• **PROBLEM DETAILS**:
From the entries below, list each line with "title".

[Items from a data source]
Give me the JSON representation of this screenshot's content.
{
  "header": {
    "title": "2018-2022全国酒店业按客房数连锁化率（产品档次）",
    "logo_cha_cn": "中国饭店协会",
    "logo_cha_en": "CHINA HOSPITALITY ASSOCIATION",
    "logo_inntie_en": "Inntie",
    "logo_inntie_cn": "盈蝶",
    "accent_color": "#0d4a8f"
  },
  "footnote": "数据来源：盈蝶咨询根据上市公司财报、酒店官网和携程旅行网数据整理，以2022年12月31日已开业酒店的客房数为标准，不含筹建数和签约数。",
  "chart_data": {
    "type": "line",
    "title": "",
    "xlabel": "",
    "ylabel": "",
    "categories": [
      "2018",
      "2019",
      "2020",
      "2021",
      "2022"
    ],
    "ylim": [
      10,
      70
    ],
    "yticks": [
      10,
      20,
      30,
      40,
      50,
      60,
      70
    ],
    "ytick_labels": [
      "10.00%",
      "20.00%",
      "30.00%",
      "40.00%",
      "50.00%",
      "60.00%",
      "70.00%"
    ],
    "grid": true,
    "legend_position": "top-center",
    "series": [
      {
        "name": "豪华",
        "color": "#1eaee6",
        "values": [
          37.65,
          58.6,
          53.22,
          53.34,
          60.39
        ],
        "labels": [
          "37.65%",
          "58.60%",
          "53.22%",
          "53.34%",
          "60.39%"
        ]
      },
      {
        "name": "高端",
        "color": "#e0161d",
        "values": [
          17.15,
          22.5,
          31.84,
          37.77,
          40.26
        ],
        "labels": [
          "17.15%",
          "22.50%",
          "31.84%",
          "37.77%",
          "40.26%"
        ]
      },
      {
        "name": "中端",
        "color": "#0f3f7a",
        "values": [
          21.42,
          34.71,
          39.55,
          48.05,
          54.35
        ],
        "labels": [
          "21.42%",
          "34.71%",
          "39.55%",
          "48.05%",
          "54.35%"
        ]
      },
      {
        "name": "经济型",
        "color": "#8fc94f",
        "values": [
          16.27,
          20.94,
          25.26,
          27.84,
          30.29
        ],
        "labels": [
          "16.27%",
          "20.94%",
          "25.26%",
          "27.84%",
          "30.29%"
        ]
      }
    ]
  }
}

• **REPLY TO THE TASK**:
    "title": "2018-2022全国酒店业按客房数连锁化率（产品档次）",
    "title": "",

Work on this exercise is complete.